**Task**: Copy each line holding the string "kvartalet".

(Figure record listings)
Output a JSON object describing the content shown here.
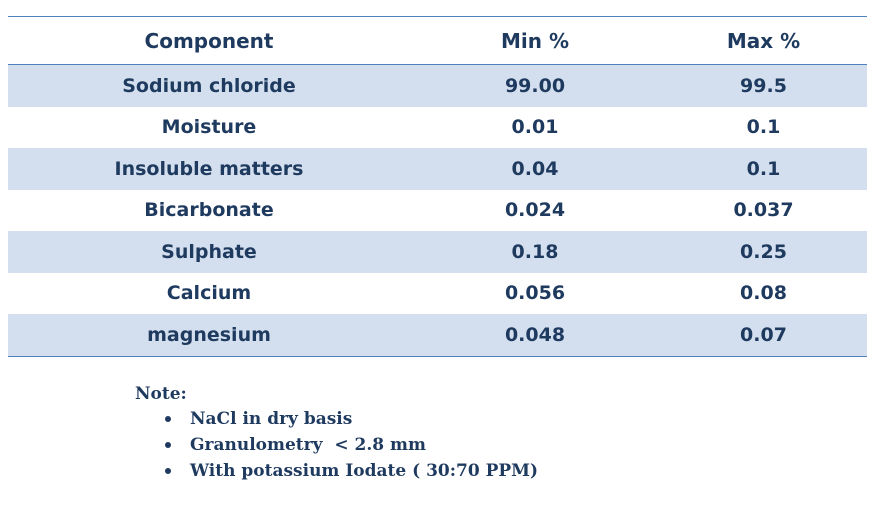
{
  "table": {
    "headers": [
      "Component",
      "Min %",
      "Max %"
    ],
    "rows": [
      [
        "Sodium chloride",
        "99.00",
        "99.5"
      ],
      [
        "Moisture",
        "0.01",
        "0.1"
      ],
      [
        "Insoluble matters",
        "0.04",
        "0.1"
      ],
      [
        "Bicarbonate",
        "0.024",
        "0.037"
      ],
      [
        "Sulphate",
        "0.18",
        "0.25"
      ],
      [
        "Calcium",
        "0.056",
        "0.08"
      ],
      [
        "magnesium",
        "0.048",
        "0.07"
      ]
    ]
  },
  "note": {
    "title": "Note:",
    "items": [
      "NaCl in dry basis",
      "Granulometry  < 2.8 mm",
      "With potassium Iodate ( 30:70 PPM)"
    ]
  },
  "colors": {
    "text": "#1f3a5f",
    "row_shade": "#d3dfee",
    "rule": "#4f81bd"
  }
}
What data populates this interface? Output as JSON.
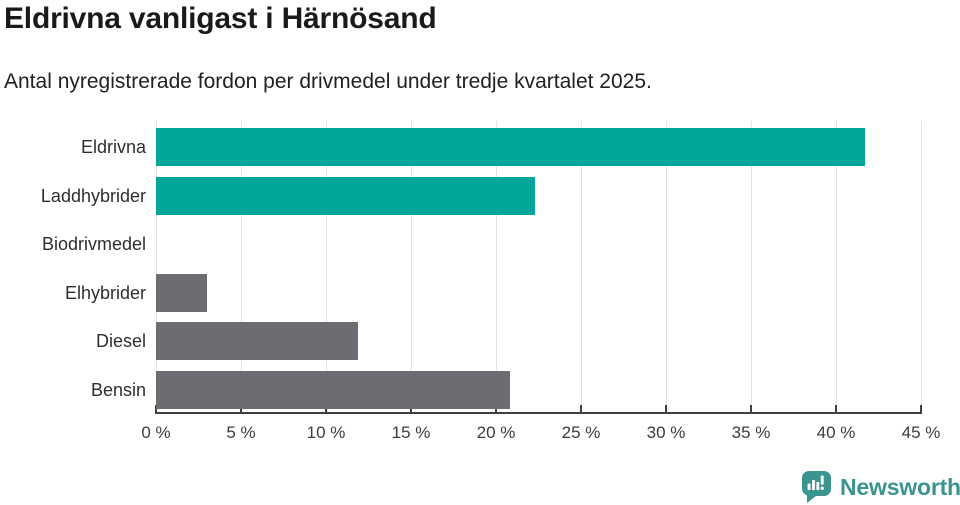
{
  "header": {
    "title": "Eldrivna vanligast i Härnösand",
    "subtitle": "Antal nyregistrerade fordon per drivmedel under tredje kvartalet 2025."
  },
  "chart_data": {
    "type": "bar",
    "orientation": "horizontal",
    "title": "Eldrivna vanligast i Härnösand",
    "subtitle": "Antal nyregistrerade fordon per drivmedel under tredje kvartalet 2025.",
    "categories": [
      "Eldrivna",
      "Laddhybrider",
      "Biodrivmedel",
      "Elhybrider",
      "Diesel",
      "Bensin"
    ],
    "values": [
      41.7,
      22.3,
      0,
      3.0,
      11.9,
      20.8
    ],
    "unit": "%",
    "xlim": [
      0,
      45
    ],
    "x_ticks": [
      0,
      5,
      10,
      15,
      20,
      25,
      30,
      35,
      40,
      45
    ],
    "x_tick_suffix": " %",
    "grid": "vertical",
    "legend": "none",
    "bar_colors": [
      "#00a69a",
      "#00a69a",
      "#6c6c72",
      "#6c6c72",
      "#6c6c72",
      "#6c6c72"
    ],
    "highlight_color": "#00a69a",
    "base_color": "#6c6c72",
    "gridline_color": "#e2e2e2",
    "axis_color": "#3f3f3f"
  },
  "footer": {
    "brand": "Newsworthy",
    "brand_color": "#3b948e",
    "logo_icon": "newsworthy-chart-bubble-icon"
  }
}
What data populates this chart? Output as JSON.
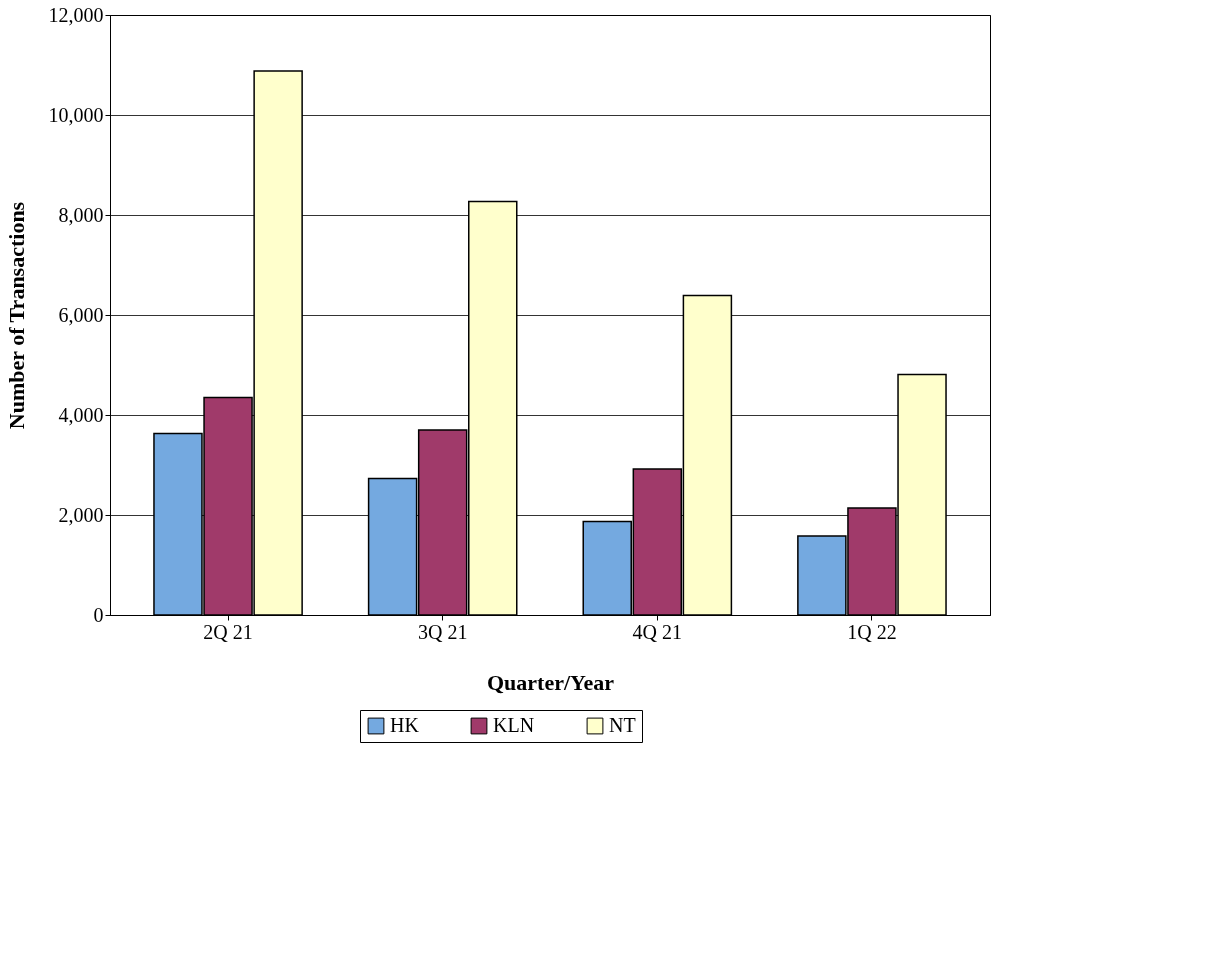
{
  "chart_data": {
    "type": "bar",
    "xlabel": "Quarter/Year",
    "ylabel": "Number of Transactions",
    "categories": [
      "2Q 21",
      "3Q 21",
      "4Q 21",
      "1Q 22"
    ],
    "series": [
      {
        "name": "HK",
        "color": "#74a9e0",
        "values": [
          3630,
          2730,
          1870,
          1580
        ]
      },
      {
        "name": "KLN",
        "color": "#a03a6a",
        "values": [
          4350,
          3700,
          2920,
          2140
        ]
      },
      {
        "name": "NT",
        "color": "#ffffcc",
        "values": [
          10880,
          8270,
          6390,
          4810
        ]
      }
    ],
    "ylim": [
      0,
      12000
    ],
    "yticks": [
      0,
      {
        "value": 2000,
        "label": "2,000"
      },
      {
        "value": 4000,
        "label": "4,000"
      },
      {
        "value": 6000,
        "label": "6,000"
      },
      {
        "value": 8000,
        "label": "8,000"
      },
      {
        "value": 10000,
        "label": "10,000"
      },
      {
        "value": 12000,
        "label": "12,000"
      }
    ],
    "grid": "y",
    "legend": "bottom"
  }
}
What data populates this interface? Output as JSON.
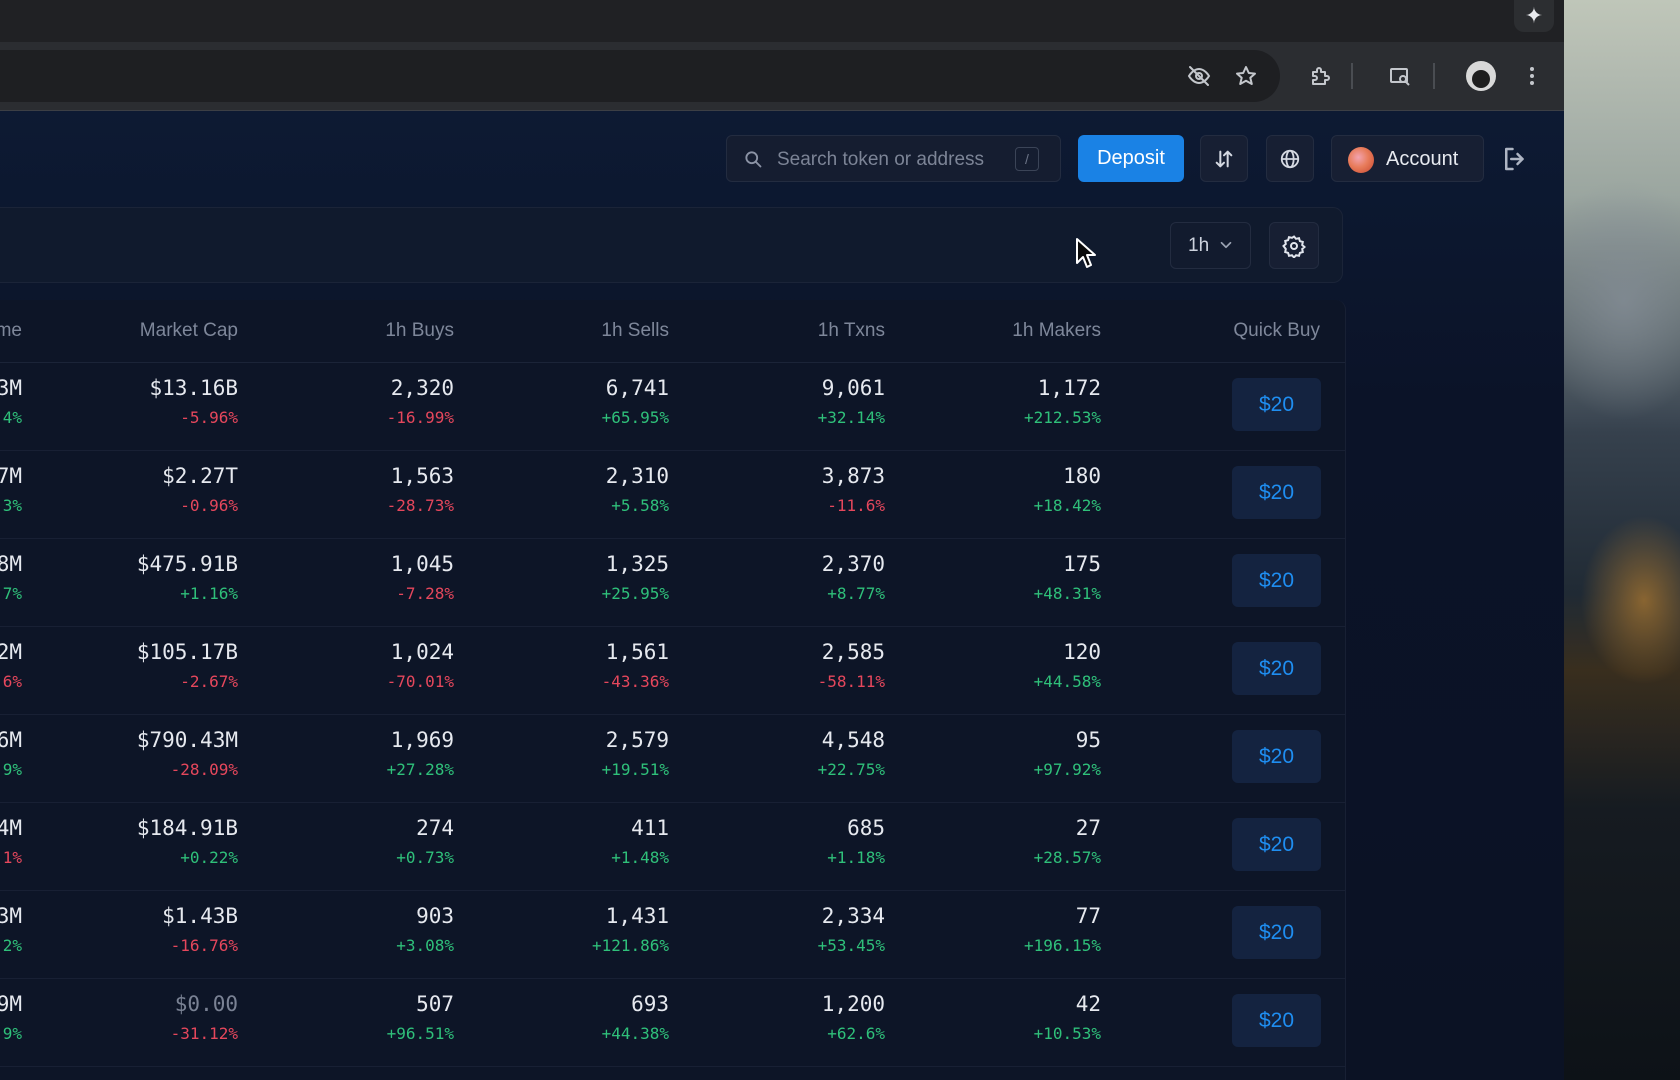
{
  "header": {
    "search_placeholder": "Search token or address",
    "search_shortcut": "/",
    "deposit_label": "Deposit",
    "account_label": "Account"
  },
  "filters": {
    "period": "1h"
  },
  "table": {
    "columns": [
      "me",
      "Market Cap",
      "1h Buys",
      "1h Sells",
      "1h Txns",
      "1h Makers",
      "Quick Buy"
    ],
    "rows": [
      {
        "vol": "3M",
        "vol_chg": "4%",
        "vol_dir": "pos",
        "mcap": "$13.16B",
        "mcap_chg": "-5.96%",
        "mcap_dir": "neg",
        "buys": "2,320",
        "buys_chg": "-16.99%",
        "buys_dir": "neg",
        "sells": "6,741",
        "sells_chg": "+65.95%",
        "sells_dir": "pos",
        "txns": "9,061",
        "txns_chg": "+32.14%",
        "txns_dir": "pos",
        "makers": "1,172",
        "makers_chg": "+212.53%",
        "makers_dir": "pos",
        "quick_buy": "$20"
      },
      {
        "vol": "7M",
        "vol_chg": "3%",
        "vol_dir": "pos",
        "mcap": "$2.27T",
        "mcap_chg": "-0.96%",
        "mcap_dir": "neg",
        "buys": "1,563",
        "buys_chg": "-28.73%",
        "buys_dir": "neg",
        "sells": "2,310",
        "sells_chg": "+5.58%",
        "sells_dir": "pos",
        "txns": "3,873",
        "txns_chg": "-11.6%",
        "txns_dir": "neg",
        "makers": "180",
        "makers_chg": "+18.42%",
        "makers_dir": "pos",
        "quick_buy": "$20"
      },
      {
        "vol": "8M",
        "vol_chg": "7%",
        "vol_dir": "pos",
        "mcap": "$475.91B",
        "mcap_chg": "+1.16%",
        "mcap_dir": "pos",
        "buys": "1,045",
        "buys_chg": "-7.28%",
        "buys_dir": "neg",
        "sells": "1,325",
        "sells_chg": "+25.95%",
        "sells_dir": "pos",
        "txns": "2,370",
        "txns_chg": "+8.77%",
        "txns_dir": "pos",
        "makers": "175",
        "makers_chg": "+48.31%",
        "makers_dir": "pos",
        "quick_buy": "$20"
      },
      {
        "vol": "2M",
        "vol_chg": "6%",
        "vol_dir": "neg",
        "mcap": "$105.17B",
        "mcap_chg": "-2.67%",
        "mcap_dir": "neg",
        "buys": "1,024",
        "buys_chg": "-70.01%",
        "buys_dir": "neg",
        "sells": "1,561",
        "sells_chg": "-43.36%",
        "sells_dir": "neg",
        "txns": "2,585",
        "txns_chg": "-58.11%",
        "txns_dir": "neg",
        "makers": "120",
        "makers_chg": "+44.58%",
        "makers_dir": "pos",
        "quick_buy": "$20"
      },
      {
        "vol": "6M",
        "vol_chg": "9%",
        "vol_dir": "pos",
        "mcap": "$790.43M",
        "mcap_chg": "-28.09%",
        "mcap_dir": "neg",
        "buys": "1,969",
        "buys_chg": "+27.28%",
        "buys_dir": "pos",
        "sells": "2,579",
        "sells_chg": "+19.51%",
        "sells_dir": "pos",
        "txns": "4,548",
        "txns_chg": "+22.75%",
        "txns_dir": "pos",
        "makers": "95",
        "makers_chg": "+97.92%",
        "makers_dir": "pos",
        "quick_buy": "$20"
      },
      {
        "vol": "4M",
        "vol_chg": "1%",
        "vol_dir": "neg",
        "mcap": "$184.91B",
        "mcap_chg": "+0.22%",
        "mcap_dir": "pos",
        "buys": "274",
        "buys_chg": "+0.73%",
        "buys_dir": "pos",
        "sells": "411",
        "sells_chg": "+1.48%",
        "sells_dir": "pos",
        "txns": "685",
        "txns_chg": "+1.18%",
        "txns_dir": "pos",
        "makers": "27",
        "makers_chg": "+28.57%",
        "makers_dir": "pos",
        "quick_buy": "$20"
      },
      {
        "vol": "3M",
        "vol_chg": "2%",
        "vol_dir": "pos",
        "mcap": "$1.43B",
        "mcap_chg": "-16.76%",
        "mcap_dir": "neg",
        "buys": "903",
        "buys_chg": "+3.08%",
        "buys_dir": "pos",
        "sells": "1,431",
        "sells_chg": "+121.86%",
        "sells_dir": "pos",
        "txns": "2,334",
        "txns_chg": "+53.45%",
        "txns_dir": "pos",
        "makers": "77",
        "makers_chg": "+196.15%",
        "makers_dir": "pos",
        "quick_buy": "$20"
      },
      {
        "vol": "9M",
        "vol_chg": "9%",
        "vol_dir": "pos",
        "mcap": "$0.00",
        "mcap_chg": "-31.12%",
        "mcap_dir": "neg",
        "buys": "507",
        "buys_chg": "+96.51%",
        "buys_dir": "pos",
        "sells": "693",
        "sells_chg": "+44.38%",
        "sells_dir": "pos",
        "txns": "1,200",
        "txns_chg": "+62.6%",
        "txns_dir": "pos",
        "makers": "42",
        "makers_chg": "+10.53%",
        "makers_dir": "pos",
        "quick_buy": "$20"
      }
    ]
  },
  "colors": {
    "positive": "#2fc07a",
    "negative": "#e5475c",
    "accent": "#1a82e5"
  }
}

**Result of the exercise**:
    "subtitle": "Antal nyregistrerade fordon per drivmedel under tredje kvartalet 2025."
    "subtitle": "Antal nyregistrerade fordon per drivmedel under tredje kvartalet 2025.",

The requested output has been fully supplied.